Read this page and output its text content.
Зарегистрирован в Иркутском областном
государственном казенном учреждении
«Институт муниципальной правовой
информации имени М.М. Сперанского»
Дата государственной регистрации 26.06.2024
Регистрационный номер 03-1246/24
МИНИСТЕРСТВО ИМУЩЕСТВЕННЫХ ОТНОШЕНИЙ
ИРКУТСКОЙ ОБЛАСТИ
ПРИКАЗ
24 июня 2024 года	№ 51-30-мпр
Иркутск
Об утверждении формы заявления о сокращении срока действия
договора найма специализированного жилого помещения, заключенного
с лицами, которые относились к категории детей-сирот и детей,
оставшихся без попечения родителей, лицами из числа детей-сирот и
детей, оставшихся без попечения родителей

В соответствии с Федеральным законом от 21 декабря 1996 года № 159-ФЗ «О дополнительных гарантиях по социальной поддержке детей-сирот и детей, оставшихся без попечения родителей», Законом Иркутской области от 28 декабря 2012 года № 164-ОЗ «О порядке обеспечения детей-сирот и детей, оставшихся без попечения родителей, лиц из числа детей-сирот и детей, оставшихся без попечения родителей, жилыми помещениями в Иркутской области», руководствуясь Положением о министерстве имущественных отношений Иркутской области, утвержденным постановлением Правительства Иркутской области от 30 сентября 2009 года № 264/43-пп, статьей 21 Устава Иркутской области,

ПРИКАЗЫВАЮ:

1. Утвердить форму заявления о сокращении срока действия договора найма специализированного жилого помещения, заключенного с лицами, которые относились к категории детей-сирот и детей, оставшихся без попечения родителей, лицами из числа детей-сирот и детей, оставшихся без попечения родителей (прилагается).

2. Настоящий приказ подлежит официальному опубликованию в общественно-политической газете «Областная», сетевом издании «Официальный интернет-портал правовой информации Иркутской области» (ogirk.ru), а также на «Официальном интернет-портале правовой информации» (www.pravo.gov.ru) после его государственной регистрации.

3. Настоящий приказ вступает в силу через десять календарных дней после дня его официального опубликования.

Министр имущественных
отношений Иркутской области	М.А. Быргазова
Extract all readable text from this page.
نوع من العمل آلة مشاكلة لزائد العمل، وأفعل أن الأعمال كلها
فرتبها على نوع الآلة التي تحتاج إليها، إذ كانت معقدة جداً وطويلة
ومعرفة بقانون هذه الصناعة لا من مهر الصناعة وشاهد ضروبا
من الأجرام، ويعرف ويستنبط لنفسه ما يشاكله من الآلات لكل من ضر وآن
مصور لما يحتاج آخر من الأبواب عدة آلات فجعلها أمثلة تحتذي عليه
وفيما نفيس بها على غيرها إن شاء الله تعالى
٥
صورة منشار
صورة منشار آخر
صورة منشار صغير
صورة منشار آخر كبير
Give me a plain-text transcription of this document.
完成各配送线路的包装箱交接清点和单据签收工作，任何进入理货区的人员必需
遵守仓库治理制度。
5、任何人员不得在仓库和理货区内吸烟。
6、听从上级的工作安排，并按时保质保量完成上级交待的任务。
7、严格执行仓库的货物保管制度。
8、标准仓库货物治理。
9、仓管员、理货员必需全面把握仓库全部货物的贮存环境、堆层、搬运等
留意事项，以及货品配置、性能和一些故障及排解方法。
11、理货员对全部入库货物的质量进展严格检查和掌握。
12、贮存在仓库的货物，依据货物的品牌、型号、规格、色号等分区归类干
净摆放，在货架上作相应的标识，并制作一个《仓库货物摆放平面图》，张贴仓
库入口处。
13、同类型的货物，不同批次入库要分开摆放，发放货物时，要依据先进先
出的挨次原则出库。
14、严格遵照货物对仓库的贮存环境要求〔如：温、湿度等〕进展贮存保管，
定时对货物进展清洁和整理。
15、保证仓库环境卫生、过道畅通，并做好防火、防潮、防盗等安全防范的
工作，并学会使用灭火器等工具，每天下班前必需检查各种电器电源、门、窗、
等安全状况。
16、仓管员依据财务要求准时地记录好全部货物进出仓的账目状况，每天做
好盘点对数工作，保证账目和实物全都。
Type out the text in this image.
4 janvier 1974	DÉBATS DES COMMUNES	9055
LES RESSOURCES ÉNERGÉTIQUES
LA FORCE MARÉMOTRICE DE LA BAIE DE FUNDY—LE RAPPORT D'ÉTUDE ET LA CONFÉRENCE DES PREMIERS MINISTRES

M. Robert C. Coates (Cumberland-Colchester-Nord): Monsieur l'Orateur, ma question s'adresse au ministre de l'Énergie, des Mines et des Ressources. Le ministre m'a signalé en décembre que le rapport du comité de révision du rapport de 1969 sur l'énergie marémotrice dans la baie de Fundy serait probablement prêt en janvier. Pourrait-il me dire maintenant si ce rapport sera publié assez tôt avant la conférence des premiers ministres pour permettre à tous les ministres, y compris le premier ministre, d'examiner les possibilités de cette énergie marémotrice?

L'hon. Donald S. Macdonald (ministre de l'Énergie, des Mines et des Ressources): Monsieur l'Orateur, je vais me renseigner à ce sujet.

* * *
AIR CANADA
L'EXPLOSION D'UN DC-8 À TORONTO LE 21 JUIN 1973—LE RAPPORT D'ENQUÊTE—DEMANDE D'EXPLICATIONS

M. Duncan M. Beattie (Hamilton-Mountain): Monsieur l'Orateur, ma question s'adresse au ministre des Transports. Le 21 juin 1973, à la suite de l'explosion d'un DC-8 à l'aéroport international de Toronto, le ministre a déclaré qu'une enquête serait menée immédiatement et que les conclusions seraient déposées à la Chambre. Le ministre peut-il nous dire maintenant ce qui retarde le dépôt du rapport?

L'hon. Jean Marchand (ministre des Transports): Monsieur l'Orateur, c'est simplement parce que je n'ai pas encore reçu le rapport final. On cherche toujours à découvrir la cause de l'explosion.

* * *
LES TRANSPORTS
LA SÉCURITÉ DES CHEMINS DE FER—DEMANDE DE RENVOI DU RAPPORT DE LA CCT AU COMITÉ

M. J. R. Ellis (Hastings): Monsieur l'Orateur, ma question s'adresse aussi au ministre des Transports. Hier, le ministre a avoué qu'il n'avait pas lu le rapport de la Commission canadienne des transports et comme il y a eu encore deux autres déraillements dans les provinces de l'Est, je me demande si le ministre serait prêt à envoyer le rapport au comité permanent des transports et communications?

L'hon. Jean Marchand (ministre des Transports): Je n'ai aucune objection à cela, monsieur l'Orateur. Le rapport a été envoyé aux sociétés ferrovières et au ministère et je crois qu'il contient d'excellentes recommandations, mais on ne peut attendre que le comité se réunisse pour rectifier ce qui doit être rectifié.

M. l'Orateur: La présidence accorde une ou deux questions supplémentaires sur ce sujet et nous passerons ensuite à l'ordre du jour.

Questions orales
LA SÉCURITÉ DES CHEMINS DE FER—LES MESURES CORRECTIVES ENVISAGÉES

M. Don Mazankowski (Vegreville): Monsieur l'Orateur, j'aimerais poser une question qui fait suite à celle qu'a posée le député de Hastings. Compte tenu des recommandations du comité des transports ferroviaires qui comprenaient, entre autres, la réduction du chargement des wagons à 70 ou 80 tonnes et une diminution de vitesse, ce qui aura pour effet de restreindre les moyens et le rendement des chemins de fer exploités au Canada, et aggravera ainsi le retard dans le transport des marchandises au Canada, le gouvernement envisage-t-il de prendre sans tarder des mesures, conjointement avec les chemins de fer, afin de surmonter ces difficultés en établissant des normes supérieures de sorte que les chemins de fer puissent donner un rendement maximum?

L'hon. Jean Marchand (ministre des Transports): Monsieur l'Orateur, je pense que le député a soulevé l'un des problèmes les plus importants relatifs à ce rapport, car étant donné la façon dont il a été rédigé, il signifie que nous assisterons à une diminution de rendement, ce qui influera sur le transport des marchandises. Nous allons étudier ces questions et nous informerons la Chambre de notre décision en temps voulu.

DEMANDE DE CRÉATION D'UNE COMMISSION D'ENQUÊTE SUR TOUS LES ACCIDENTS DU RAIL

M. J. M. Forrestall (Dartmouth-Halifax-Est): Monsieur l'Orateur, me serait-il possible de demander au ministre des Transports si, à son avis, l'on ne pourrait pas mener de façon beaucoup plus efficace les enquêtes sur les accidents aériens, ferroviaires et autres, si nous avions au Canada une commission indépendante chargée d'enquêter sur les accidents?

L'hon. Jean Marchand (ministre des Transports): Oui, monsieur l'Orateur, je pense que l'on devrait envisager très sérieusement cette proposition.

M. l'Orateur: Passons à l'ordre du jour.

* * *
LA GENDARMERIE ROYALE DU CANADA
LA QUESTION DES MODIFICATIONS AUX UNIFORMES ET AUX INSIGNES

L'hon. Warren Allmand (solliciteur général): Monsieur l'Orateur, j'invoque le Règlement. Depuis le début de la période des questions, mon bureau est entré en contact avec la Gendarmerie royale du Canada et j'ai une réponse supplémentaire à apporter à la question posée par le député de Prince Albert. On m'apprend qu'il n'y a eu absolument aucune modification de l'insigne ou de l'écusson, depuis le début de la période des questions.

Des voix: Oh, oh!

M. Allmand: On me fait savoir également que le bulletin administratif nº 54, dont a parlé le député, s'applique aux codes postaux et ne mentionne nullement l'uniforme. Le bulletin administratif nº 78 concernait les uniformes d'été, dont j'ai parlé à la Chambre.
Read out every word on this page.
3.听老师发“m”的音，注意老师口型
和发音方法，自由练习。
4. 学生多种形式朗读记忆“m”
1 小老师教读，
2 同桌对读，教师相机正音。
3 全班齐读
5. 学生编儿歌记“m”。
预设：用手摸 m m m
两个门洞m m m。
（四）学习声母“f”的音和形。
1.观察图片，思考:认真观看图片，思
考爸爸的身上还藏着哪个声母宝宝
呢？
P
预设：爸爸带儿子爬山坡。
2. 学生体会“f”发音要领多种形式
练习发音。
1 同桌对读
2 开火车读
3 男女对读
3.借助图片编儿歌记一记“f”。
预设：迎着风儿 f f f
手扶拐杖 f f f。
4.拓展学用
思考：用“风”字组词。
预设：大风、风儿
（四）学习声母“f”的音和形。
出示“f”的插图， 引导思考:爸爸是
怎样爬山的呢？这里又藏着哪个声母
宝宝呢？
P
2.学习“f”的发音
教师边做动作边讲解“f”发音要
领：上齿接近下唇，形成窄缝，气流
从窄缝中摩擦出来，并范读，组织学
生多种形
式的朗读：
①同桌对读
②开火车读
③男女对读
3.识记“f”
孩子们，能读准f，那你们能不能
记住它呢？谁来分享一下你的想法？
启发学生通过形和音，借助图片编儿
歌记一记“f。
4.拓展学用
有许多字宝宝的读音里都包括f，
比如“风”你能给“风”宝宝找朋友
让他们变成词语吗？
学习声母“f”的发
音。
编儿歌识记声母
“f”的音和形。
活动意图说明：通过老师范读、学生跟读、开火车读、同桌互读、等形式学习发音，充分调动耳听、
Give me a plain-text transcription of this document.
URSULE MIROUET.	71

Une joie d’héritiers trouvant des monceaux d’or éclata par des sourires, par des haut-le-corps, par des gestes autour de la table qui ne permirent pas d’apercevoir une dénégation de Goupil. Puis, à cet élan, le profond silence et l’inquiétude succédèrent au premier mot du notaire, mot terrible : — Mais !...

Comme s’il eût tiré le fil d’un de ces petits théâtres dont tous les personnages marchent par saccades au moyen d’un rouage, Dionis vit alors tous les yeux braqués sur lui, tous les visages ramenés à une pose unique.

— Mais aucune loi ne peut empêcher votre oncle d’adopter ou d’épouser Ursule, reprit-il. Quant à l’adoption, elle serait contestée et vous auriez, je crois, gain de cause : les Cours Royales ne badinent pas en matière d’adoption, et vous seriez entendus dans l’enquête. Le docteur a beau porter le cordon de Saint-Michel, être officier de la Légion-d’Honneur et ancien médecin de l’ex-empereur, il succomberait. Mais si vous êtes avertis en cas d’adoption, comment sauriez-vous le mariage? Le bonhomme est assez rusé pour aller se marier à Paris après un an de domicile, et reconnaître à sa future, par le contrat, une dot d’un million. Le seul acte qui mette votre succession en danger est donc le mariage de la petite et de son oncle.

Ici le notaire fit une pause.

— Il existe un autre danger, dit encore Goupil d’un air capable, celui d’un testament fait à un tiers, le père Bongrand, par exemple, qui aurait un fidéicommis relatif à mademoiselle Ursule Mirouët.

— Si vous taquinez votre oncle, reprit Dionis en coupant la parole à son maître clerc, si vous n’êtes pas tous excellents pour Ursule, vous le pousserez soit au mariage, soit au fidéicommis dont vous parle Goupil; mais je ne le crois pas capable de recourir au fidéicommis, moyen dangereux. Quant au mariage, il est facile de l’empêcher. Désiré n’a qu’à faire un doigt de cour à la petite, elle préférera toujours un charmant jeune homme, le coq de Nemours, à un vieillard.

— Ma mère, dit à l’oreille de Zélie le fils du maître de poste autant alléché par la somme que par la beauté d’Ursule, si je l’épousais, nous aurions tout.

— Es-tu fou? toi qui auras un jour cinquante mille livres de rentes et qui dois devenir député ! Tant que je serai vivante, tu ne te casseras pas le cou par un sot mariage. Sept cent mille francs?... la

-*-

== WHAT TO WORK ON ==
Within the listing above, copy each line that has the string "категории".

== SOLUTION FOR THIS TASK ==
с лицами, которые относились к категории детей-сирот и детей,
1. Утвердить форму заявления о сокращении срока действия договора найма специализированного жилого помещения, заключенного с лицами, которые относились к категории детей-сирот и детей, оставшихся без попечения родителей, лицами из числа детей-сирот и детей, оставшихся без попечения родителей (прилагается).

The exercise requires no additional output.